Task
Identify each line below that contains the word "this", and copy it out.

Records supplied

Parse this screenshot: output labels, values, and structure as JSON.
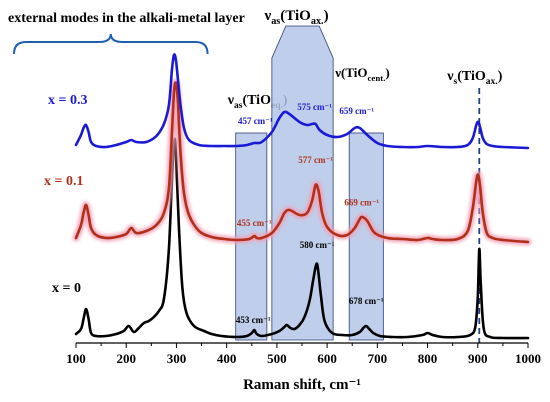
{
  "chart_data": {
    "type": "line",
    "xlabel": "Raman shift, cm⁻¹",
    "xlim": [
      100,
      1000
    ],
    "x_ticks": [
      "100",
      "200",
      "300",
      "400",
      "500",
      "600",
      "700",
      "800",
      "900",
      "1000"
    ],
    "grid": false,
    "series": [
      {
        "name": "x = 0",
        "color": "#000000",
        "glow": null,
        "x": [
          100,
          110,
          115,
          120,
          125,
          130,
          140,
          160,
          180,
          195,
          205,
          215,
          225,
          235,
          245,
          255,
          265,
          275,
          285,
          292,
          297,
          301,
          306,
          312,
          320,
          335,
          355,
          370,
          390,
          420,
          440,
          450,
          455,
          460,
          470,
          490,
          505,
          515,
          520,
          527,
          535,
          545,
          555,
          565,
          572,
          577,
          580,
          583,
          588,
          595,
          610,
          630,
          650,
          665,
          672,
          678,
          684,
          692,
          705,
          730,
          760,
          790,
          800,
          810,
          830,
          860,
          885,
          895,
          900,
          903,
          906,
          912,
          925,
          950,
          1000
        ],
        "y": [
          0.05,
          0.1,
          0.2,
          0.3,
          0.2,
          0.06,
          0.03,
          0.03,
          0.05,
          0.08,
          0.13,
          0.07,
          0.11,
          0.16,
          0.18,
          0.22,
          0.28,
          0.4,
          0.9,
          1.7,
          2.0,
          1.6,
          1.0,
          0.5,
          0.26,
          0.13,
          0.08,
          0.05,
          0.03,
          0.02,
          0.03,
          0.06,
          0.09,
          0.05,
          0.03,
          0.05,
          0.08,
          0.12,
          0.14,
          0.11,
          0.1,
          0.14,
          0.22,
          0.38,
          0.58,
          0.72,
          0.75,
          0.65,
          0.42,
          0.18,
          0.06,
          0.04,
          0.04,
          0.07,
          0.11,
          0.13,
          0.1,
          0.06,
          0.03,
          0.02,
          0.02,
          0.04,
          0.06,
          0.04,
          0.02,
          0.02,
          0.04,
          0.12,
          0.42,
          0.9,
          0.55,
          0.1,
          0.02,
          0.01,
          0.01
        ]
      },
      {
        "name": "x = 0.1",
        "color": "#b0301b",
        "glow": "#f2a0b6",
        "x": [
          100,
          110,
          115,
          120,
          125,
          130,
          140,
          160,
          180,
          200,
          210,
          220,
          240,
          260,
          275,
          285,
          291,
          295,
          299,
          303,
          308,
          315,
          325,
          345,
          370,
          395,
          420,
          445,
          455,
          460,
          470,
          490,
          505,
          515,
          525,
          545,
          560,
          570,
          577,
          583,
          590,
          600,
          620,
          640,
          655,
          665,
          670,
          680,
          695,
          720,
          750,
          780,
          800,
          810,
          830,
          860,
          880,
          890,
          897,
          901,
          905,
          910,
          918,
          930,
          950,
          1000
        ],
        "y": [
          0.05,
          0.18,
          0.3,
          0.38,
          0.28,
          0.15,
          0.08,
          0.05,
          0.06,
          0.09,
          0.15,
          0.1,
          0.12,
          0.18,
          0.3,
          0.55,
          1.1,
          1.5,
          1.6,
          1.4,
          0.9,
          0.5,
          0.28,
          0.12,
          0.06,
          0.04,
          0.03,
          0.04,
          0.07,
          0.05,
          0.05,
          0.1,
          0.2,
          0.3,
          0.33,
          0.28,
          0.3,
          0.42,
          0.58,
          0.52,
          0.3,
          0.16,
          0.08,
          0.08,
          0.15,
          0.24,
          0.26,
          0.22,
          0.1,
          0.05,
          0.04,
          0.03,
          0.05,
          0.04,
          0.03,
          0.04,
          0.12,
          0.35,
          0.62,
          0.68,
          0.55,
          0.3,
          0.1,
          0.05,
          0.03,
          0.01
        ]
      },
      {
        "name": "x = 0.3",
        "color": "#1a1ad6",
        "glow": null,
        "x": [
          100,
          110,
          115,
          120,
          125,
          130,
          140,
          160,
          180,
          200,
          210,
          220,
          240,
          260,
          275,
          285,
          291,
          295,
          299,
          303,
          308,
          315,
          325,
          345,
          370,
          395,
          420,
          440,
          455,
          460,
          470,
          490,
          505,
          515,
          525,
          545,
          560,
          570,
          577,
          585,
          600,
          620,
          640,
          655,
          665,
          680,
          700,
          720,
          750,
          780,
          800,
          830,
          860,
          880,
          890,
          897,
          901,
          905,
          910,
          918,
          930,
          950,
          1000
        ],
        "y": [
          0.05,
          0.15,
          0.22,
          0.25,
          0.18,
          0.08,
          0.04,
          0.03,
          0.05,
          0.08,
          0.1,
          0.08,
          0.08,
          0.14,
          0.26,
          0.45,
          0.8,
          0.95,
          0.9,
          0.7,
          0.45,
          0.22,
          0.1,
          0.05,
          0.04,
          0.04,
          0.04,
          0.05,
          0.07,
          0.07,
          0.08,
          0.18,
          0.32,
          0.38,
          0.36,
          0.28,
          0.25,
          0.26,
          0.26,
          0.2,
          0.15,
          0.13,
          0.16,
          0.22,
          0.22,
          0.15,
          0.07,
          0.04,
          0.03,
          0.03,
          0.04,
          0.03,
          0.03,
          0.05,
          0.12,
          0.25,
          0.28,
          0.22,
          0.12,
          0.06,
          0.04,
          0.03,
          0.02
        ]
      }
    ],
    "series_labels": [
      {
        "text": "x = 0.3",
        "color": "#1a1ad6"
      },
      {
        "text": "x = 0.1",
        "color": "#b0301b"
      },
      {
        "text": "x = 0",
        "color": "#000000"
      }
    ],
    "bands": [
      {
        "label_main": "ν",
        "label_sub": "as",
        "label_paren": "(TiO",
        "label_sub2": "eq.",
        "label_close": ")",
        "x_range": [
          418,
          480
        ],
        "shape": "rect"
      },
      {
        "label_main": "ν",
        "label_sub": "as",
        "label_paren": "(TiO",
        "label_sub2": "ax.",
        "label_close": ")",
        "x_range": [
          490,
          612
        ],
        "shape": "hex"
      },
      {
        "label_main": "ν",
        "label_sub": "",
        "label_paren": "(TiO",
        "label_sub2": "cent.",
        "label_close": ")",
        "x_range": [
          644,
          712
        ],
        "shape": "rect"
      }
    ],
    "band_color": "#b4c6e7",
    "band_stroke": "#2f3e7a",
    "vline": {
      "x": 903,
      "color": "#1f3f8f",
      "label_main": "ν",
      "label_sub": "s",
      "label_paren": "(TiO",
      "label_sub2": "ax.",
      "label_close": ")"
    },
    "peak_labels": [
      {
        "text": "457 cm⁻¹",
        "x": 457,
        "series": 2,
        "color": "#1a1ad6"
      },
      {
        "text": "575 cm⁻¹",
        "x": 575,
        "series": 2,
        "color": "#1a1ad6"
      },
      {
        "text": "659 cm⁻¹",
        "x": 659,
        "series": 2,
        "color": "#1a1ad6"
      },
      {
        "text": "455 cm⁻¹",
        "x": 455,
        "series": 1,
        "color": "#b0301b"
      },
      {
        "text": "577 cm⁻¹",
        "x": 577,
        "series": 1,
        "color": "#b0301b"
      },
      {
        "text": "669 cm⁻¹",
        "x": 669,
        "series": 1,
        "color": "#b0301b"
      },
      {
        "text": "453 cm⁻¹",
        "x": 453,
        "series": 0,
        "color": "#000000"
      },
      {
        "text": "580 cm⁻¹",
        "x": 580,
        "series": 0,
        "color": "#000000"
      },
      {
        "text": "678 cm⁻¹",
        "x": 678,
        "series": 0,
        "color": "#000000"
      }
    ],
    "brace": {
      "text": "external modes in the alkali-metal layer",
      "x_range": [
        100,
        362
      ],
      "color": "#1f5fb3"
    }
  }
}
...
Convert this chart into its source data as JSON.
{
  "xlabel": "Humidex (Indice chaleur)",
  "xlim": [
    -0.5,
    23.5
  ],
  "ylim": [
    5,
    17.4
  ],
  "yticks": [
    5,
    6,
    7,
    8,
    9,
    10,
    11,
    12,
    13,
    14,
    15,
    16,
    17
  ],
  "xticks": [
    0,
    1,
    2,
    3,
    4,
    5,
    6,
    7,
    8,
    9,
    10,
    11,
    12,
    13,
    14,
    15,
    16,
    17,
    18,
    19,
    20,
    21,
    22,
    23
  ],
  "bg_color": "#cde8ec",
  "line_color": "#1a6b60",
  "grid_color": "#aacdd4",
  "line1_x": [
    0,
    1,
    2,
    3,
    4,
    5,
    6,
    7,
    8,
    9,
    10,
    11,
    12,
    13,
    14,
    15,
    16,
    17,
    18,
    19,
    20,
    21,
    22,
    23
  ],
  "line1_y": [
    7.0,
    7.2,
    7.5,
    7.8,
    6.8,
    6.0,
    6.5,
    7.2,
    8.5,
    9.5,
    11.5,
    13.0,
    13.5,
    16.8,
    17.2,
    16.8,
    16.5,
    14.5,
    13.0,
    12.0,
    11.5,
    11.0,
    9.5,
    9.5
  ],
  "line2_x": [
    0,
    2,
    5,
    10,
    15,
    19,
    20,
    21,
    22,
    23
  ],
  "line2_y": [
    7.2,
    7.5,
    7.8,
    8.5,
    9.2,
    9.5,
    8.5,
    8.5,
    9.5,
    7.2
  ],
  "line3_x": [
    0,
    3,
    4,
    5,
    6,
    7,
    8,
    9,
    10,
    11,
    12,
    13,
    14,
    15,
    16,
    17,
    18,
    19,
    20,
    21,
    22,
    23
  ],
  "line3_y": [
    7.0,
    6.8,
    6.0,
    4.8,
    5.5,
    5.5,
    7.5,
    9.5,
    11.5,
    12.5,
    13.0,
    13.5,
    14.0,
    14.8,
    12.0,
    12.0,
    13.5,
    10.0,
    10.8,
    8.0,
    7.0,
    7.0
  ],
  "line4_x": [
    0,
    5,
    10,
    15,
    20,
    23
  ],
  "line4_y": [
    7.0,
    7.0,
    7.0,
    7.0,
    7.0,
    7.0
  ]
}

Exercise solution
Parse this screenshot: output labels, values, and structure as JSON.
Convert this chart into its source data as JSON.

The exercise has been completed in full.